* [THE TASK] Return the listing below exactly, with the pictures dropped.

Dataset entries
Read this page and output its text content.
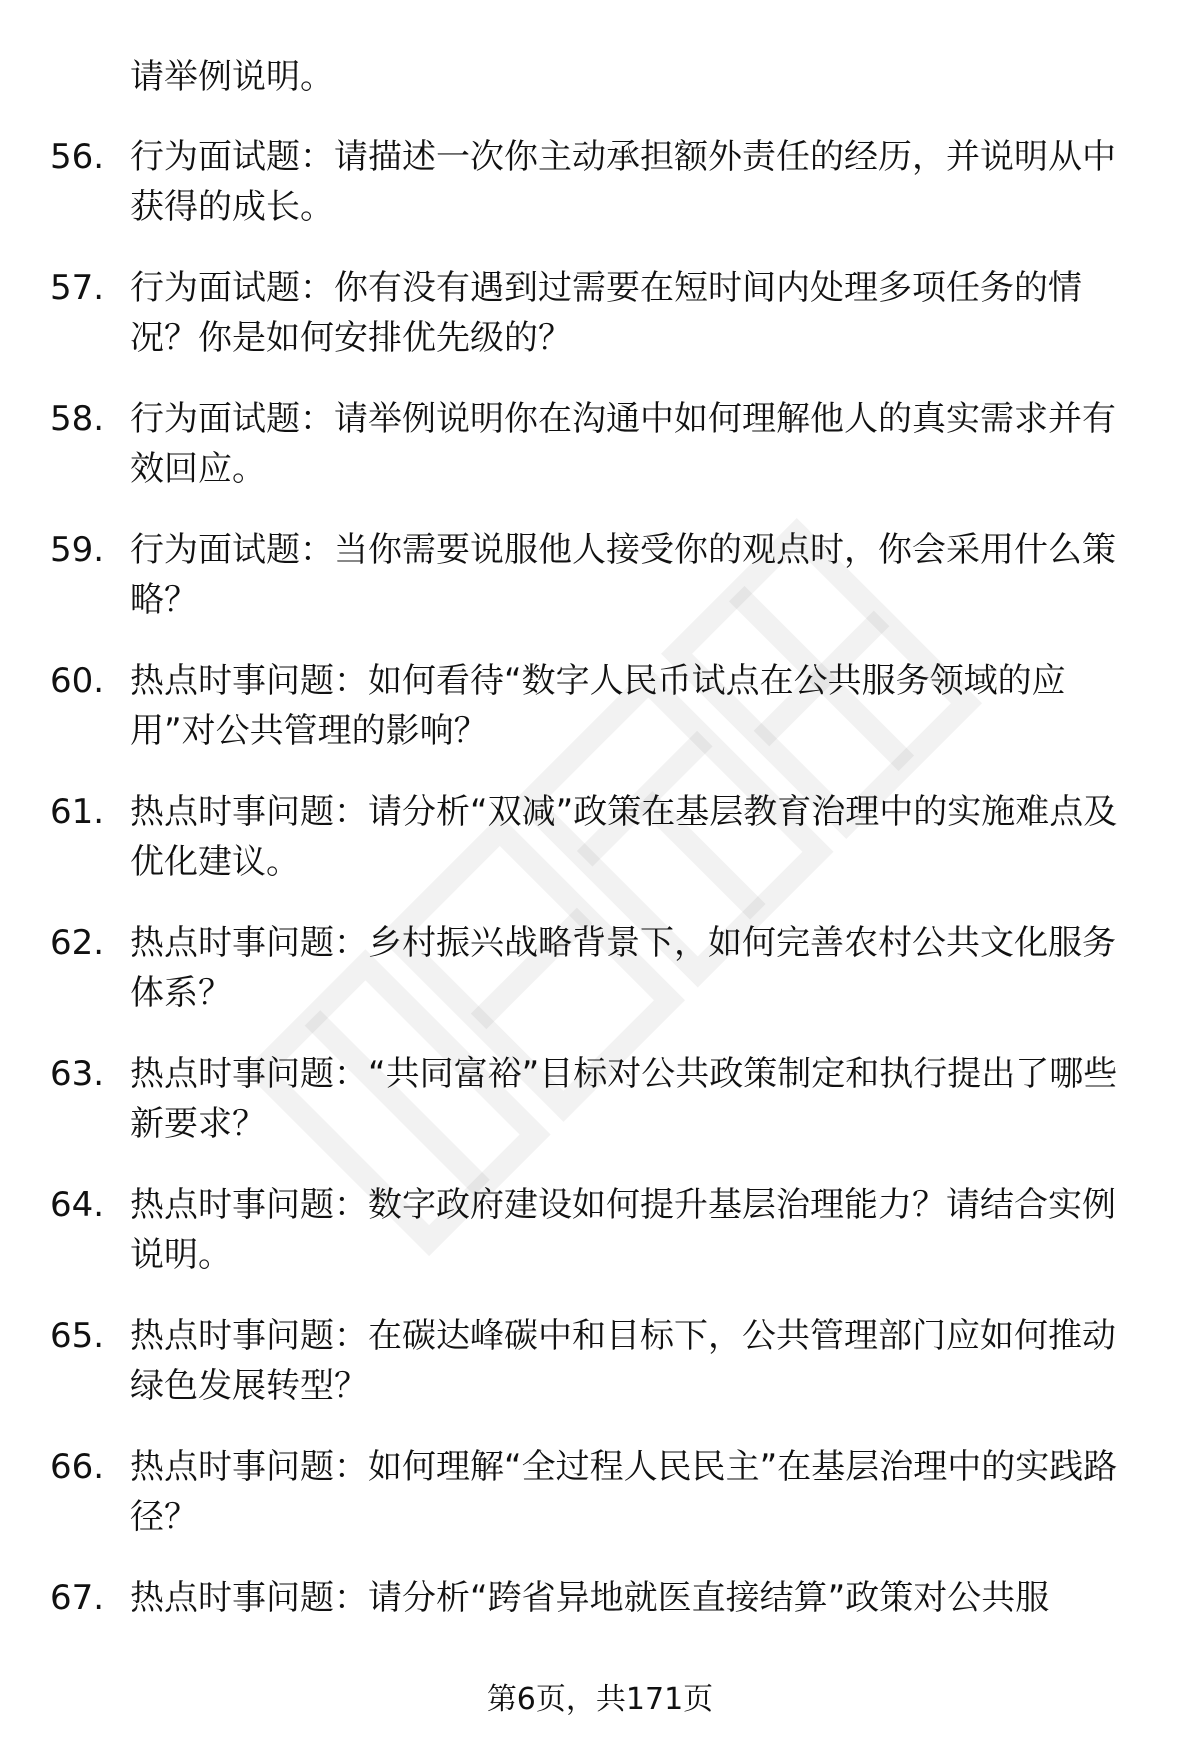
请举例说明。
56. 行为面试题：请描述一次你主动承担额外责任的经历，并说明从中获得的成长。
57. 行为面试题：你有没有遇到过需要在短时间内处理多项任务的情况？你是如何安排优先级的？
58. 行为面试题：请举例说明你在沟通中如何理解他人的真实需求并有效回应。
59. 行为面试题：当你需要说服他人接受你的观点时，你会采用什么策略？
60. 热点时事问题：如何看待“数字人民币试点在公共服务领域的应用”对公共管理的影响？
61. 热点时事问题：请分析“双减”政策在基层教育治理中的实施难点及优化建议。
62. 热点时事问题：乡村振兴战略背景下，如何完善农村公共文化服务体系？
63. 热点时事问题：“共同富裕”目标对公共政策制定和执行提出了哪些新要求？
64. 热点时事问题：数字政府建设如何提升基层治理能力？请结合实例说明。
65. 热点时事问题：在碳达峰碳中和目标下，公共管理部门应如何推动绿色发展转型？
66. 热点时事问题：如何理解“全过程人民民主”在基层治理中的实践路径？
67. 热点时事问题：请分析“跨省异地就医直接结算”政策对公共服
第6页，共171页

* [SOLUTION TO THIS PROBLEM]
Read this page and output its text content.
请举例说明。
56. 行为面试题：请描述一次你主动承担额外责任的经历，并说明从中获得的成长。
57. 行为面试题：你有没有遇到过需要在短时间内处理多项任务的情况？你是如何安排优先级的？
58. 行为面试题：请举例说明你在沟通中如何理解他人的真实需求并有效回应。
59. 行为面试题：当你需要说服他人接受你的观点时，你会采用什么策略？
60. 热点时事问题：如何看待“数字人民币试点在公共服务领域的应用”对公共管理的影响？
61. 热点时事问题：请分析“双减”政策在基层教育治理中的实施难点及优化建议。
62. 热点时事问题：乡村振兴战略背景下，如何完善农村公共文化服务体系？
63. 热点时事问题：“共同富裕”目标对公共政策制定和执行提出了哪些新要求？
64. 热点时事问题：数字政府建设如何提升基层治理能力？请结合实例说明。
65. 热点时事问题：在碳达峰碳中和目标下，公共管理部门应如何推动绿色发展转型？
66. 热点时事问题：如何理解“全过程人民民主”在基层治理中的实践路径？
67. 热点时事问题：请分析“跨省异地就医直接结算”政策对公共服
第6页，共171页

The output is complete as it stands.